#### [PROMPT]
Emit the data below verbatim, stripping out any pictures.

(Stored entries)
Start
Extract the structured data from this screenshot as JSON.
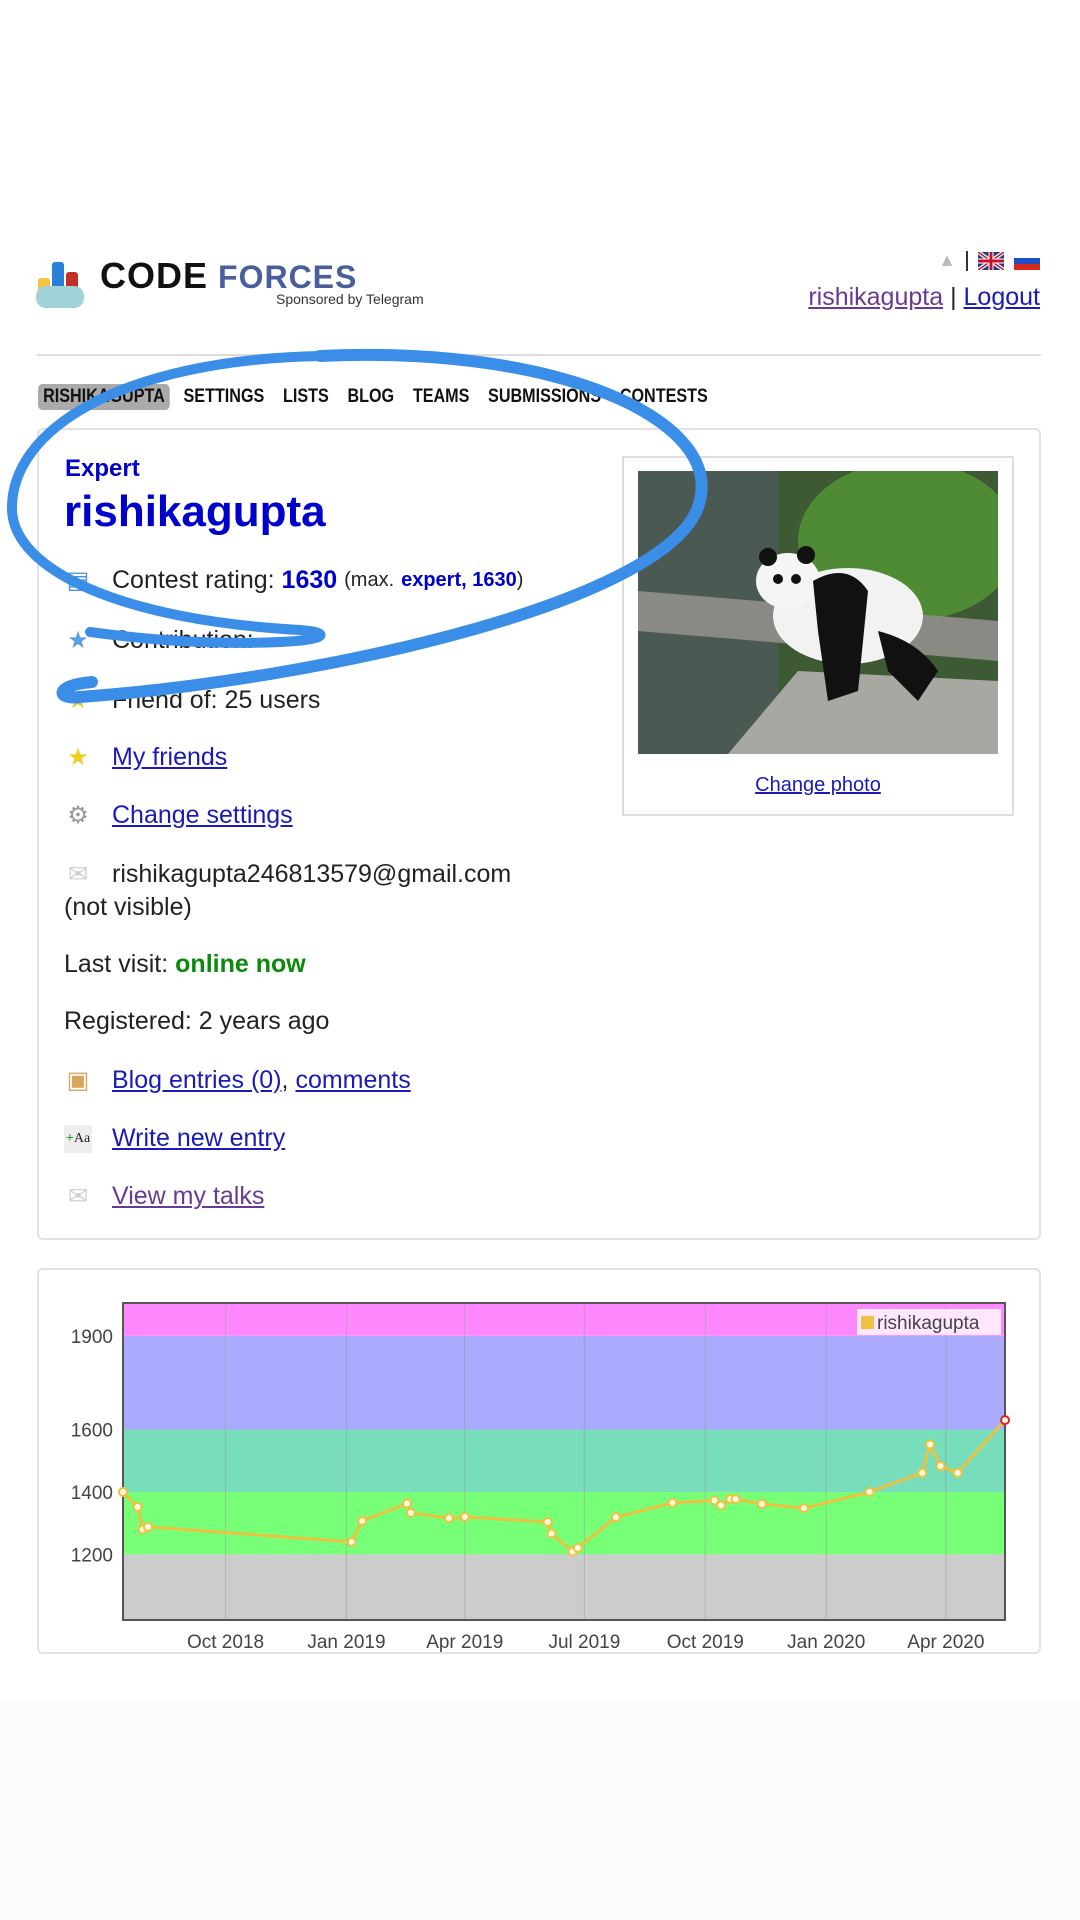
{
  "header": {
    "logo_code": "CODE",
    "logo_forces": "FORCES",
    "sponsor": "Sponsored by Telegram",
    "user_link": "rishikagupta",
    "separator": "|",
    "logout": "Logout"
  },
  "nav": [
    "RISHIKAGUPTA",
    "SETTINGS",
    "LISTS",
    "BLOG",
    "TEAMS",
    "SUBMISSIONS",
    "CONTESTS"
  ],
  "profile": {
    "rank": "Expert",
    "handle": "rishikagupta",
    "rating_label": "Contest rating:",
    "rating": "1630",
    "max_prefix": "(max.",
    "max_value": "expert, 1630",
    "max_suffix": ")",
    "contribution_label": "Contribution:",
    "friend_of": "Friend of: 25 users",
    "my_friends": "My friends",
    "change_settings": "Change settings",
    "email": "rishikagupta246813579@gmail.com",
    "email_note": "(not visible)",
    "last_visit_label": "Last visit:",
    "last_visit": "online now",
    "registered": "Registered: 2 years ago",
    "blog_entries": "Blog entries (0)",
    "comma": ",",
    "comments": "comments",
    "write_entry": "Write new entry",
    "view_talks": "View my talks",
    "change_photo": "Change photo"
  },
  "colors": {
    "handle": "#0000cc",
    "online": "#0a8a0a",
    "link": "#1a1ab8",
    "annotation": "#3b8ee8"
  },
  "chart_data": {
    "type": "line",
    "legend": [
      "rishikagupta"
    ],
    "legend_position": "top-right",
    "x_tick_labels": [
      "Oct 2018",
      "Jan 2019",
      "Apr 2019",
      "Jul 2019",
      "Oct 2019",
      "Jan 2020",
      "Apr 2020"
    ],
    "x_ticks": [
      "2018-10-01",
      "2019-01-01",
      "2019-04-01",
      "2019-07-01",
      "2019-10-01",
      "2020-01-01",
      "2020-04-01"
    ],
    "y_tick_labels": [
      1200,
      1400,
      1600,
      1900
    ],
    "xlim": [
      "2018-07-15",
      "2020-05-16"
    ],
    "ylim": [
      990,
      2005
    ],
    "grid": true,
    "bands": [
      {
        "from": 990,
        "to": 1200,
        "color": "#cccccc"
      },
      {
        "from": 1200,
        "to": 1400,
        "color": "#77ff77"
      },
      {
        "from": 1400,
        "to": 1600,
        "color": "#77ddbb"
      },
      {
        "from": 1600,
        "to": 1900,
        "color": "#aaaaff"
      },
      {
        "from": 1900,
        "to": 2005,
        "color": "#ff88ff"
      }
    ],
    "series": [
      {
        "name": "rishikagupta",
        "color": "#edc240",
        "points": [
          [
            "2018-07-15",
            1400
          ],
          [
            "2018-07-26",
            1352
          ],
          [
            "2018-07-30",
            1280
          ],
          [
            "2018-08-03",
            1288
          ],
          [
            "2019-01-05",
            1240
          ],
          [
            "2019-01-13",
            1307
          ],
          [
            "2019-02-16",
            1363
          ],
          [
            "2019-02-19",
            1333
          ],
          [
            "2019-03-20",
            1316
          ],
          [
            "2019-04-01",
            1320
          ],
          [
            "2019-06-03",
            1304
          ],
          [
            "2019-06-06",
            1267
          ],
          [
            "2019-06-22",
            1209
          ],
          [
            "2019-06-26",
            1221
          ],
          [
            "2019-07-25",
            1319
          ],
          [
            "2019-09-06",
            1365
          ],
          [
            "2019-10-08",
            1373
          ],
          [
            "2019-10-13",
            1357
          ],
          [
            "2019-10-20",
            1378
          ],
          [
            "2019-10-24",
            1377
          ],
          [
            "2019-11-13",
            1362
          ],
          [
            "2019-12-15",
            1348
          ],
          [
            "2020-02-03",
            1400
          ],
          [
            "2020-03-14",
            1461
          ],
          [
            "2020-03-20",
            1552
          ],
          [
            "2020-03-28",
            1483
          ],
          [
            "2020-04-10",
            1461
          ],
          [
            "2020-05-16",
            1630
          ]
        ]
      }
    ]
  }
}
End
#### [RESPONSE FOR THIS EXERCISE]
Extract the structured data from this screenshot as JSON.
{
  "header": {
    "logo_code": "CODE",
    "logo_forces": "FORCES",
    "sponsor": "Sponsored by Telegram",
    "user_link": "rishikagupta",
    "separator": "|",
    "logout": "Logout"
  },
  "nav": [
    "RISHIKAGUPTA",
    "SETTINGS",
    "LISTS",
    "BLOG",
    "TEAMS",
    "SUBMISSIONS",
    "CONTESTS"
  ],
  "profile": {
    "rank": "Expert",
    "handle": "rishikagupta",
    "rating_label": "Contest rating:",
    "rating": "1630",
    "max_prefix": "(max.",
    "max_value": "expert, 1630",
    "max_suffix": ")",
    "contribution_label": "Contribution:",
    "friend_of": "Friend of: 25 users",
    "my_friends": "My friends",
    "change_settings": "Change settings",
    "email": "rishikagupta246813579@gmail.com",
    "email_note": "(not visible)",
    "last_visit_label": "Last visit:",
    "last_visit": "online now",
    "registered": "Registered: 2 years ago",
    "blog_entries": "Blog entries (0)",
    "comma": ",",
    "comments": "comments",
    "write_entry": "Write new entry",
    "view_talks": "View my talks",
    "change_photo": "Change photo"
  },
  "colors": {
    "handle": "#0000cc",
    "online": "#0a8a0a",
    "link": "#1a1ab8",
    "annotation": "#3b8ee8"
  },
  "chart_data": {
    "type": "line",
    "legend": [
      "rishikagupta"
    ],
    "legend_position": "top-right",
    "x_tick_labels": [
      "Oct 2018",
      "Jan 2019",
      "Apr 2019",
      "Jul 2019",
      "Oct 2019",
      "Jan 2020",
      "Apr 2020"
    ],
    "x_ticks": [
      "2018-10-01",
      "2019-01-01",
      "2019-04-01",
      "2019-07-01",
      "2019-10-01",
      "2020-01-01",
      "2020-04-01"
    ],
    "y_tick_labels": [
      1200,
      1400,
      1600,
      1900
    ],
    "xlim": [
      "2018-07-15",
      "2020-05-16"
    ],
    "ylim": [
      990,
      2005
    ],
    "grid": true,
    "bands": [
      {
        "from": 990,
        "to": 1200,
        "color": "#cccccc"
      },
      {
        "from": 1200,
        "to": 1400,
        "color": "#77ff77"
      },
      {
        "from": 1400,
        "to": 1600,
        "color": "#77ddbb"
      },
      {
        "from": 1600,
        "to": 1900,
        "color": "#aaaaff"
      },
      {
        "from": 1900,
        "to": 2005,
        "color": "#ff88ff"
      }
    ],
    "series": [
      {
        "name": "rishikagupta",
        "color": "#edc240",
        "points": [
          [
            "2018-07-15",
            1400
          ],
          [
            "2018-07-26",
            1352
          ],
          [
            "2018-07-30",
            1280
          ],
          [
            "2018-08-03",
            1288
          ],
          [
            "2019-01-05",
            1240
          ],
          [
            "2019-01-13",
            1307
          ],
          [
            "2019-02-16",
            1363
          ],
          [
            "2019-02-19",
            1333
          ],
          [
            "2019-03-20",
            1316
          ],
          [
            "2019-04-01",
            1320
          ],
          [
            "2019-06-03",
            1304
          ],
          [
            "2019-06-06",
            1267
          ],
          [
            "2019-06-22",
            1209
          ],
          [
            "2019-06-26",
            1221
          ],
          [
            "2019-07-25",
            1319
          ],
          [
            "2019-09-06",
            1365
          ],
          [
            "2019-10-08",
            1373
          ],
          [
            "2019-10-13",
            1357
          ],
          [
            "2019-10-20",
            1378
          ],
          [
            "2019-10-24",
            1377
          ],
          [
            "2019-11-13",
            1362
          ],
          [
            "2019-12-15",
            1348
          ],
          [
            "2020-02-03",
            1400
          ],
          [
            "2020-03-14",
            1461
          ],
          [
            "2020-03-20",
            1552
          ],
          [
            "2020-03-28",
            1483
          ],
          [
            "2020-04-10",
            1461
          ],
          [
            "2020-05-16",
            1630
          ]
        ]
      }
    ]
  }
}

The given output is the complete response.